**** Input rows

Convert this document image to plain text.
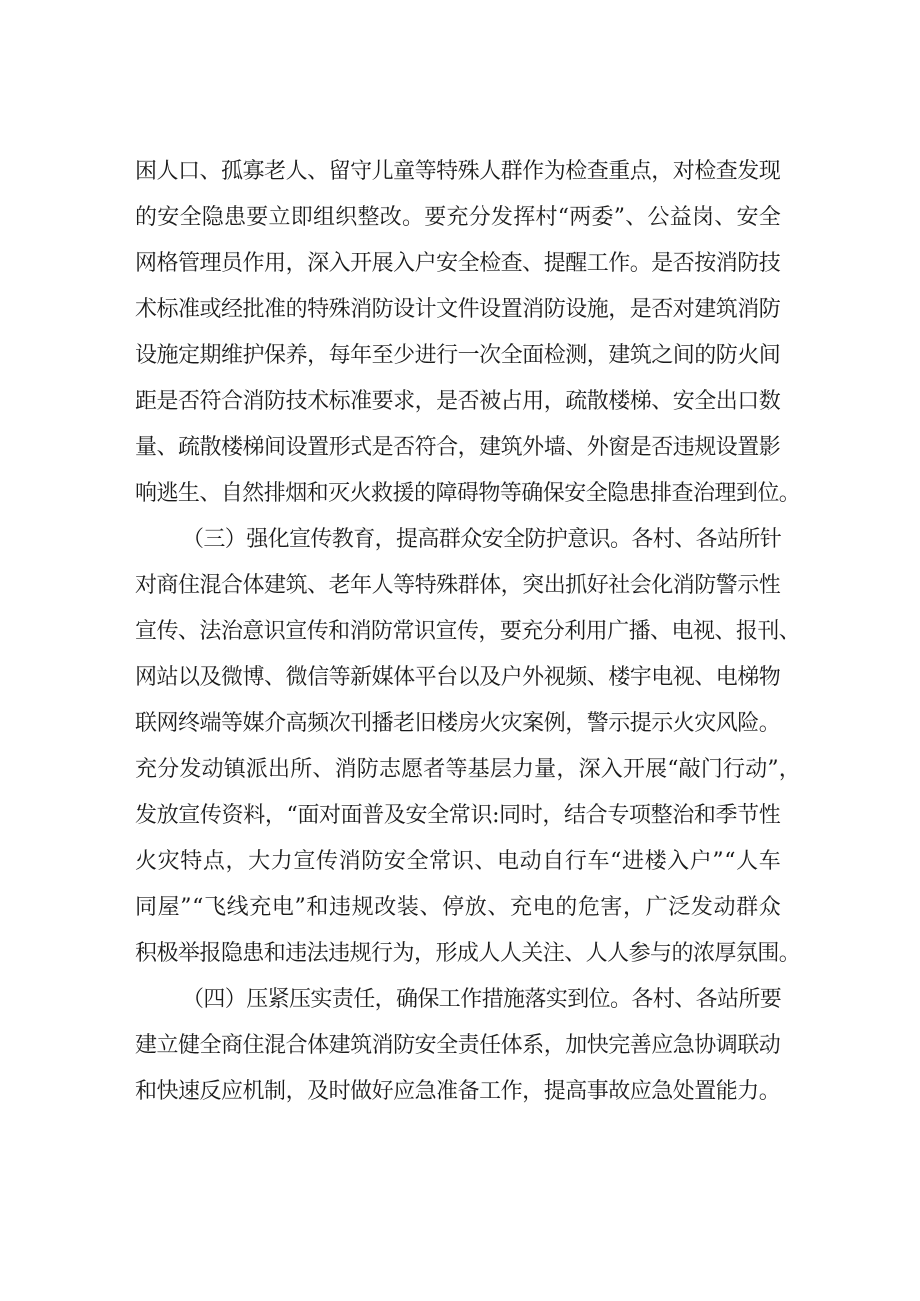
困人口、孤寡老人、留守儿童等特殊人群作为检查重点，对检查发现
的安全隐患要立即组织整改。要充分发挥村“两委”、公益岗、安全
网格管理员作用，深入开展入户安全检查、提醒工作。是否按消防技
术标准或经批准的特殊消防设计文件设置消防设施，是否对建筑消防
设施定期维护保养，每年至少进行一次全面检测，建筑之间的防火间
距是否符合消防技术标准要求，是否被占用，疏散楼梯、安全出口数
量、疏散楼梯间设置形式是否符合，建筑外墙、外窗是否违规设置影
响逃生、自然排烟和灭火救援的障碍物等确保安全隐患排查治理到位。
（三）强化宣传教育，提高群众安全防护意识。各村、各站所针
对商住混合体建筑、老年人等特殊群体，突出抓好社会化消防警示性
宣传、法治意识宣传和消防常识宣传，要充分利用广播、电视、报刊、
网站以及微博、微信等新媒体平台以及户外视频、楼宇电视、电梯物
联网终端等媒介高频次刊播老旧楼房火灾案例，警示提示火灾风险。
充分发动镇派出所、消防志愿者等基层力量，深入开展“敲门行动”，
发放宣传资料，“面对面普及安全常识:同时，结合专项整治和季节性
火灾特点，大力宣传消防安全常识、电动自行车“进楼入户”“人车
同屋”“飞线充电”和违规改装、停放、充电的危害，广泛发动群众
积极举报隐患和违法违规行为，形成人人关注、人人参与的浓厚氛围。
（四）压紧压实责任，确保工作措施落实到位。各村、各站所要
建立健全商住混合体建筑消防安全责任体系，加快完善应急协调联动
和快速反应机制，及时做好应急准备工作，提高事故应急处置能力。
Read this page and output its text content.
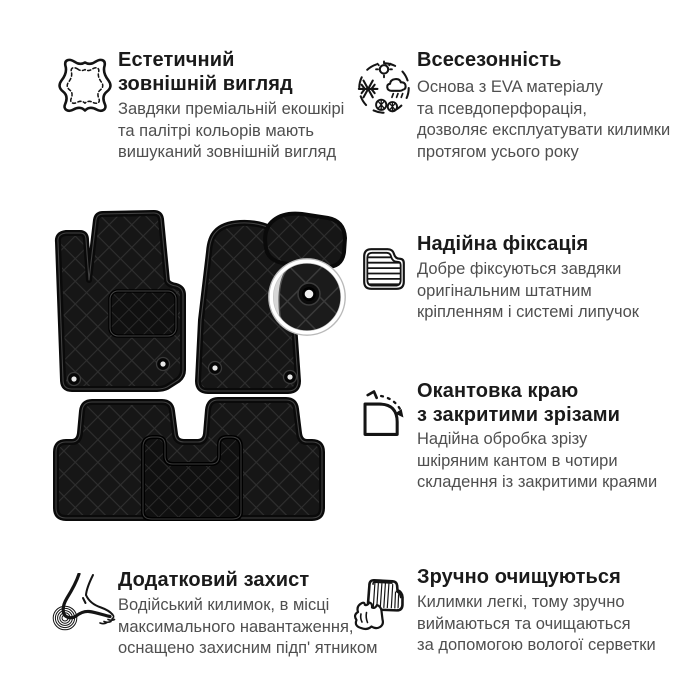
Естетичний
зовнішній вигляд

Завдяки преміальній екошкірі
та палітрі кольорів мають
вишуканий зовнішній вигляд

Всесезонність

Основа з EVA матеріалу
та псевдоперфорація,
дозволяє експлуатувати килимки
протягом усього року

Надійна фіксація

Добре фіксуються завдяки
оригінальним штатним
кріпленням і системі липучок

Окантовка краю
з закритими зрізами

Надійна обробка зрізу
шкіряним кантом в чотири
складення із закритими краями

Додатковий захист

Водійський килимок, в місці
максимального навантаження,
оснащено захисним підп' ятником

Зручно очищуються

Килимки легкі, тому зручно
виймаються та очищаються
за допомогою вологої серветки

********

▶ **Task requirements**
Quote the entries above word for word. Leave the images out.

▶ **Response to this task**
Convert this document image to plain text.
困人口、孤寡老人、留守儿童等特殊人群作为检查重点，对检查发现
的安全隐患要立即组织整改。要充分发挥村“两委”、公益岗、安全
网格管理员作用，深入开展入户安全检查、提醒工作。是否按消防技
术标准或经批准的特殊消防设计文件设置消防设施，是否对建筑消防
设施定期维护保养，每年至少进行一次全面检测，建筑之间的防火间
距是否符合消防技术标准要求，是否被占用，疏散楼梯、安全出口数
量、疏散楼梯间设置形式是否符合，建筑外墙、外窗是否违规设置影
响逃生、自然排烟和灭火救援的障碍物等确保安全隐患排查治理到位。
（三）强化宣传教育，提高群众安全防护意识。各村、各站所针
对商住混合体建筑、老年人等特殊群体，突出抓好社会化消防警示性
宣传、法治意识宣传和消防常识宣传，要充分利用广播、电视、报刊、
网站以及微博、微信等新媒体平台以及户外视频、楼宇电视、电梯物
联网终端等媒介高频次刊播老旧楼房火灾案例，警示提示火灾风险。
充分发动镇派出所、消防志愿者等基层力量，深入开展“敲门行动”，
发放宣传资料，“面对面普及安全常识:同时，结合专项整治和季节性
火灾特点，大力宣传消防安全常识、电动自行车“进楼入户”“人车
同屋”“飞线充电”和违规改装、停放、充电的危害，广泛发动群众
积极举报隐患和违法违规行为，形成人人关注、人人参与的浓厚氛围。
（四）压紧压实责任，确保工作措施落实到位。各村、各站所要
建立健全商住混合体建筑消防安全责任体系，加快完善应急协调联动
和快速反应机制，及时做好应急准备工作，提高事故应急处置能力。
Read this page and output its text content.
Естетичний
зовнішній вигляд

Завдяки преміальній екошкірі
та палітрі кольорів мають
вишуканий зовнішній вигляд

Всесезонність

Основа з EVA матеріалу
та псевдоперфорація,
дозволяє експлуатувати килимки
протягом усього року

Надійна фіксація

Добре фіксуються завдяки
оригінальним штатним
кріпленням і системі липучок

Окантовка краю
з закритими зрізами

Надійна обробка зрізу
шкіряним кантом в чотири
складення із закритими краями

Додатковий захист

Водійський килимок, в місці
максимального навантаження,
оснащено захисним підп' ятником

Зручно очищуються

Килимки легкі, тому зручно
виймаються та очищаються
за допомогою вологої серветки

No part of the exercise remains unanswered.